** Start of Dataset **
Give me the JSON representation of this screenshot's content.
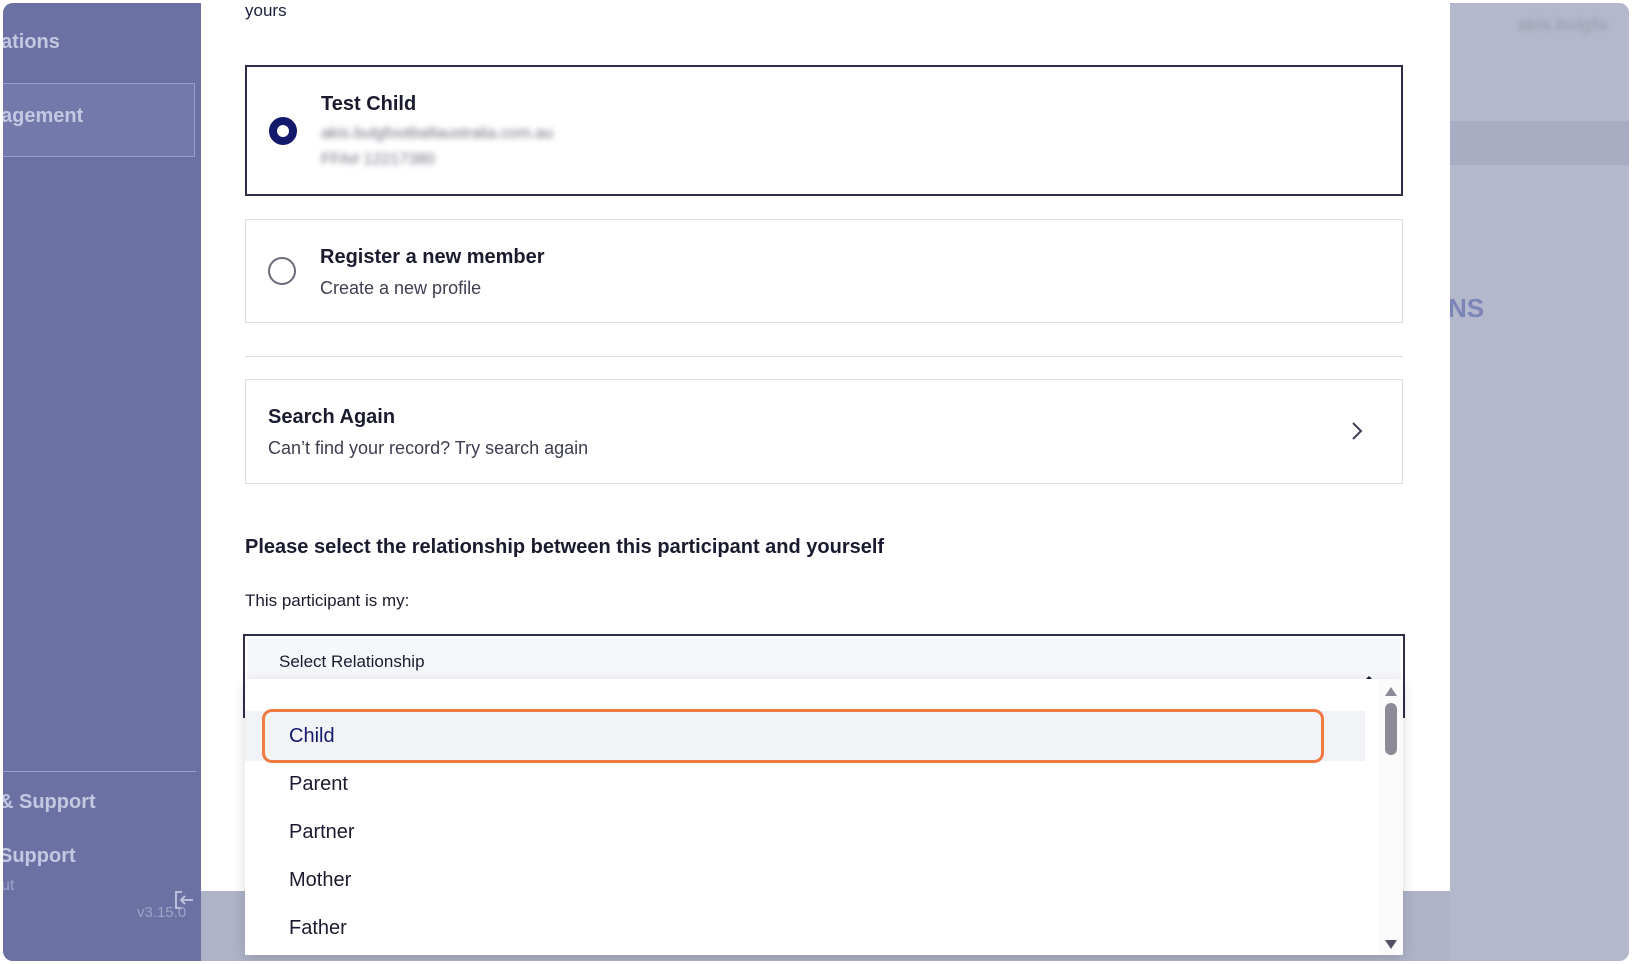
{
  "sidebar": {
    "item_fragment_1": "ations",
    "item_fragment_2": "agement",
    "item_fragment_3": "& Support",
    "item_fragment_4": "Support",
    "item_fragment_5": "ut",
    "version": "v3.15.0"
  },
  "background": {
    "user": "akis.bulgfo",
    "section_fragment": "NS"
  },
  "modal": {
    "intro_text_fragment": "yours",
    "members": [
      {
        "name": "Test Child",
        "email": "akis.bulgfootballaustralia.com.au",
        "id": "FFA# 12217380",
        "selected": true
      },
      {
        "name": "Register a new member",
        "subtitle": "Create a new profile",
        "selected": false
      }
    ],
    "search_again": {
      "title": "Search Again",
      "subtitle": "Can’t find your record? Try search again"
    },
    "relationship": {
      "heading": "Please select the relationship between this participant and yourself",
      "label": "This participant is my:",
      "placeholder": "Select Relationship",
      "options": [
        "Child",
        "Parent",
        "Partner",
        "Mother",
        "Father"
      ],
      "highlighted": "Child"
    }
  },
  "colors": {
    "accent": "#141a6b",
    "highlight_border": "#f07a40",
    "sidebar": "#6b71a3"
  }
}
** End of Dataset **
The records shown above are to be repeated exactly, with the pictures left out.

▶ Answer to the problem:
Give me the JSON representation of this screenshot's content.
{
  "sidebar": {
    "item_fragment_1": "ations",
    "item_fragment_2": "agement",
    "item_fragment_3": "& Support",
    "item_fragment_4": "Support",
    "item_fragment_5": "ut",
    "version": "v3.15.0"
  },
  "background": {
    "user": "akis.bulgfo",
    "section_fragment": "NS"
  },
  "modal": {
    "intro_text_fragment": "yours",
    "members": [
      {
        "name": "Test Child",
        "email": "akis.bulgfootballaustralia.com.au",
        "id": "FFA# 12217380",
        "selected": true
      },
      {
        "name": "Register a new member",
        "subtitle": "Create a new profile",
        "selected": false
      }
    ],
    "search_again": {
      "title": "Search Again",
      "subtitle": "Can’t find your record? Try search again"
    },
    "relationship": {
      "heading": "Please select the relationship between this participant and yourself",
      "label": "This participant is my:",
      "placeholder": "Select Relationship",
      "options": [
        "Child",
        "Parent",
        "Partner",
        "Mother",
        "Father"
      ],
      "highlighted": "Child"
    }
  },
  "colors": {
    "accent": "#141a6b",
    "highlight_border": "#f07a40",
    "sidebar": "#6b71a3"
  }
}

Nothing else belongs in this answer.